Selected extract:
Analysis of Thomas Mann’s Doctor Faustus

The creative portrayal of Germany’s descent into evil comes to life in the pages of the acclaimed postwar novel by Thomas Mann (1875–1955), Doctor Faustus: The Life of the German Composer, Adrian Leverkühn, as Told by a Friend. This complex novel has been called many things by biographers, critics, and even Mann himself. It has been deemed the most important work of Mann’s career and the mark of his last treatise on German culture and its intellectual tradition. Doktor Faustus is a story that uniquely captures Germany’s downfall following the adoption of national socialism, while allowing Mann as a writer to come full circle with his own personal development through the exploration of an artistically ambitious young man’s upbringing in a traditional German environment. Readers are reminded of other Mann characters such as Hanno Buddenbrooks and Tonio Kröger, as the author wrestles again with themes from novels past; however, Mann approaches the character Doktor Faustus with a completely different intellectual framework.

Employing the greatest theme contributed by Germany to world literature, Mann constructs a retelling of the Middle Ages story of Faust. This “montage” technique allows Mann to present Adrian Leverkühn as a new Faust who receives the opportunity to secure his artistic desires by sealing a pact with the devil. However, Leverkühn is more than an embodiment of Goethe’s Faust: He is also a representation of Nietzsche, whose stages in life Leverkühn mirrors; he is Luther and Beethoven and Schönberg and other musicians. In essence, the life of Leverkühn embodies the entirety of German cultural development.

Mann decides for the first time to change his narrative perspective and write the novel using a first-person narrator. Serenus Zeitblom, Ph.D., is a professor of literature and friend to main character Adrian Leverkühn. Representing the educated German, Zeitblom holds a clear intellectual perspective of the historical and political events that led Germany into the approaching catastrophes of National Socialism and another world war, but he raises no voice and takes no action against these developments; this is a point Mann makes against German intellectuals in his writings throughout the painful period of European fascism. Through Zeitblom, the reader encounters Adrian Leverkühn, a man who believes he was born too late, losing the possibility of creating true works of original art, a man driven to produce art (music) that has never existed before. Mann uses Leverkühn as the prototype of the German character unafraid of unleashing self-destructive forces to attain his goal, determined to go his own way without regard for the damage that may befall him or others from the choices he makes.

This choice of point of view, however, makes reading Doktor Faustus much more challenging. Zeitblom becomes to the reader an intimate, a confidant of sorts on whom the reader must rely in order to have Leverkühn’s story fully revealed. Zeitblom is not a character with such charisma as to transfix the reader with pleasure. Instead, at times the reader finds Zeitblom to be the object of empathy, while at other times he draws only a mild or lukewarm reception and occasionally strikes the reader with a cold emptiness. His passionate histories of Ines and Clarissa Rodde build reader trust, while his too frequent references to his “Erschütterung” (shock or agitation) over Leverkühn’s “humanly” behavior builds reader suspicion. Overshadowing all, the reader learns that Leverkühn is not the Leverkühn depicted by an omniscient narrator, but a different character, one that Mann seems to have generated, in part, to establish his structure of ambiguities.

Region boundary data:
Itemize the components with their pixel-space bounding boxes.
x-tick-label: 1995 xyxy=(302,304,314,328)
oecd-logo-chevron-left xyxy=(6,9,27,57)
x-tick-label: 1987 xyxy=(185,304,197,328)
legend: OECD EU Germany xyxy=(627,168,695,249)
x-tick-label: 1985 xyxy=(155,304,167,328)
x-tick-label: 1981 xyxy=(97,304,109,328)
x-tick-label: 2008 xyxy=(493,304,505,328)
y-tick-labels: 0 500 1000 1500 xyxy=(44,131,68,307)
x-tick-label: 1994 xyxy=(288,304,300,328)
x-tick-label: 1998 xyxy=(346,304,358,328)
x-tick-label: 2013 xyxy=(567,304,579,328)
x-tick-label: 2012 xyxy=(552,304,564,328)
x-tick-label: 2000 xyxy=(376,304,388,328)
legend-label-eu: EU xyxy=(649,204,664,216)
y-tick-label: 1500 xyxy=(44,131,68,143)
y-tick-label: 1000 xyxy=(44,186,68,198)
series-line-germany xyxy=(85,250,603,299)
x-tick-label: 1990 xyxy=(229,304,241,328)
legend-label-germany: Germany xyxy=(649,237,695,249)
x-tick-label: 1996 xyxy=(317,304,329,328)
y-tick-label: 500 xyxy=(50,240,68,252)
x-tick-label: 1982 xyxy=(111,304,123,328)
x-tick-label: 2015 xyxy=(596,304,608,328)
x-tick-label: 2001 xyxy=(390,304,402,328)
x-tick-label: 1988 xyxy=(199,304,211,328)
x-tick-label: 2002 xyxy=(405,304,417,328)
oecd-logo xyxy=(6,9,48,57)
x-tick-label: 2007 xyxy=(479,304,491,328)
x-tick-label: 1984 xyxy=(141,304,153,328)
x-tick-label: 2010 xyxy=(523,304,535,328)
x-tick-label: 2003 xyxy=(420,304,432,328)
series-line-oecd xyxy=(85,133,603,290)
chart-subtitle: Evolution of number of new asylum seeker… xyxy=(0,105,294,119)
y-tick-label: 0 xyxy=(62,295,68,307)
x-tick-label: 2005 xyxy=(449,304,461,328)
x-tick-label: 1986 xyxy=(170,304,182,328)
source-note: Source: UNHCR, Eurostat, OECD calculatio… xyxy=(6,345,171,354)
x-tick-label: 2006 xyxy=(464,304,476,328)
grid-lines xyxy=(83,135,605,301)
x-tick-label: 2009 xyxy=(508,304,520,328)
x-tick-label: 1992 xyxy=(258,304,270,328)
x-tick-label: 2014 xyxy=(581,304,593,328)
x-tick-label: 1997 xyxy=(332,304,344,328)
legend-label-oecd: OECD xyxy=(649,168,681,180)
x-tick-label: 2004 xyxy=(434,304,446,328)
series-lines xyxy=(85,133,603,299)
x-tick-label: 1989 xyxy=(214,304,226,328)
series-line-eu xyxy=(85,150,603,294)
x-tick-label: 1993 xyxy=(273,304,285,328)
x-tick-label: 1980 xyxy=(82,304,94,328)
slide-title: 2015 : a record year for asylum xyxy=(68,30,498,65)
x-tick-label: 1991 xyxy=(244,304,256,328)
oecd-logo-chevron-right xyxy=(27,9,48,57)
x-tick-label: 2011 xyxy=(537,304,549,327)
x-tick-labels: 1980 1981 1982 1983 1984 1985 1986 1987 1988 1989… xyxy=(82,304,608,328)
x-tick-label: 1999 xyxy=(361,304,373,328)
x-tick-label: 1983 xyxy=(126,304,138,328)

Required task: Reproduce the passage from the analysis of Doctor Faustus verbatim, starting at "Employing the greatest" and ending at "German cultural development.".

Answer to this task:
Employing the greatest theme contributed by Germany to world literature, Mann constructs a retelling of the Middle Ages story of Faust. This “montage” technique allows Mann to present Adrian Leverkühn as a new Faust who receives the opportunity to secure his artistic desires by sealing a pact with the devil. However, Leverkühn is more than an embodiment of Goethe’s Faust: He is also a representation of Nietzsche, whose stages in life Leverkühn mirrors; he is Luther and Beethoven and Schönberg and other musicians. In essence, the life of Leverkühn embodies the entirety of German cultural development.